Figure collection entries
──────
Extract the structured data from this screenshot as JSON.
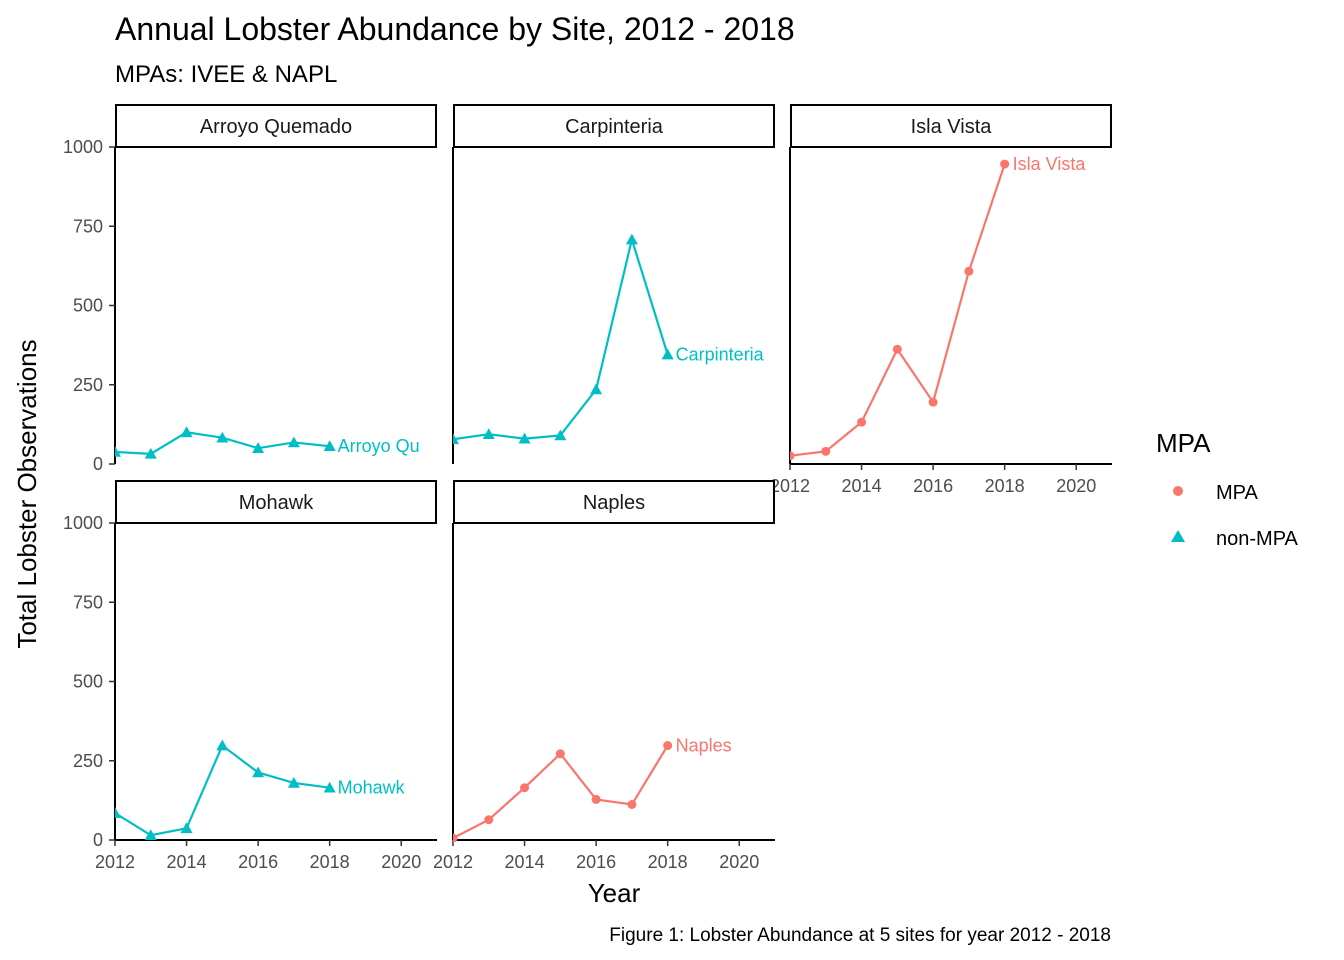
{
  "chart_data": {
    "type": "line",
    "title": "Annual Lobster Abundance by Site, 2012 - 2018",
    "subtitle": "MPAs: IVEE & NAPL",
    "xlabel": "Year",
    "ylabel": "Total Lobster Observations",
    "caption": "Figure 1: Lobster Abundance at 5 sites for year 2012 - 2018",
    "xlim": [
      2012,
      2021
    ],
    "ylim": [
      0,
      1100
    ],
    "x_ticks": [
      2012,
      2014,
      2016,
      2018,
      2020
    ],
    "y_ticks": [
      0,
      250,
      500,
      750,
      1000
    ],
    "grid": false,
    "legend": {
      "title": "MPA",
      "position": "right",
      "entries": [
        {
          "label": "MPA",
          "shape": "circle",
          "color": "#F8766D"
        },
        {
          "label": "non-MPA",
          "shape": "triangle",
          "color": "#00BFC4"
        }
      ]
    },
    "x": [
      2012,
      2013,
      2014,
      2015,
      2016,
      2017,
      2018
    ],
    "panels": [
      {
        "name": "Arroyo Quemado",
        "end_label": "Arroyo Qu",
        "group": "non-MPA",
        "values": [
          38,
          32,
          100,
          83,
          50,
          68,
          56
        ]
      },
      {
        "name": "Carpinteria",
        "end_label": "Carpinteria",
        "group": "non-MPA",
        "values": [
          78,
          94,
          80,
          90,
          235,
          708,
          345
        ]
      },
      {
        "name": "Isla Vista",
        "end_label": "Isla Vista",
        "group": "MPA",
        "values": [
          26,
          40,
          132,
          362,
          195,
          608,
          946
        ]
      },
      {
        "name": "Mohawk",
        "end_label": "Mohawk",
        "group": "non-MPA",
        "values": [
          85,
          15,
          37,
          298,
          213,
          180,
          165
        ]
      },
      {
        "name": "Naples",
        "end_label": "Naples",
        "group": "MPA",
        "values": [
          6,
          64,
          165,
          272,
          128,
          112,
          298
        ]
      }
    ]
  }
}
──────
- WRITTEN REQUEST
Make an exact copy of the records shown above, without the pictures.

- RESULT FOR THIS TASK
Extract the structured data from this screenshot as JSON.
{
  "chart_data": {
    "type": "line",
    "title": "Annual Lobster Abundance by Site, 2012 - 2018",
    "subtitle": "MPAs: IVEE & NAPL",
    "xlabel": "Year",
    "ylabel": "Total Lobster Observations",
    "caption": "Figure 1: Lobster Abundance at 5 sites for year 2012 - 2018",
    "xlim": [
      2012,
      2021
    ],
    "ylim": [
      0,
      1100
    ],
    "x_ticks": [
      2012,
      2014,
      2016,
      2018,
      2020
    ],
    "y_ticks": [
      0,
      250,
      500,
      750,
      1000
    ],
    "grid": false,
    "legend": {
      "title": "MPA",
      "position": "right",
      "entries": [
        {
          "label": "MPA",
          "shape": "circle",
          "color": "#F8766D"
        },
        {
          "label": "non-MPA",
          "shape": "triangle",
          "color": "#00BFC4"
        }
      ]
    },
    "x": [
      2012,
      2013,
      2014,
      2015,
      2016,
      2017,
      2018
    ],
    "panels": [
      {
        "name": "Arroyo Quemado",
        "end_label": "Arroyo Qu",
        "group": "non-MPA",
        "values": [
          38,
          32,
          100,
          83,
          50,
          68,
          56
        ]
      },
      {
        "name": "Carpinteria",
        "end_label": "Carpinteria",
        "group": "non-MPA",
        "values": [
          78,
          94,
          80,
          90,
          235,
          708,
          345
        ]
      },
      {
        "name": "Isla Vista",
        "end_label": "Isla Vista",
        "group": "MPA",
        "values": [
          26,
          40,
          132,
          362,
          195,
          608,
          946
        ]
      },
      {
        "name": "Mohawk",
        "end_label": "Mohawk",
        "group": "non-MPA",
        "values": [
          85,
          15,
          37,
          298,
          213,
          180,
          165
        ]
      },
      {
        "name": "Naples",
        "end_label": "Naples",
        "group": "MPA",
        "values": [
          6,
          64,
          165,
          272,
          128,
          112,
          298
        ]
      }
    ]
  }
}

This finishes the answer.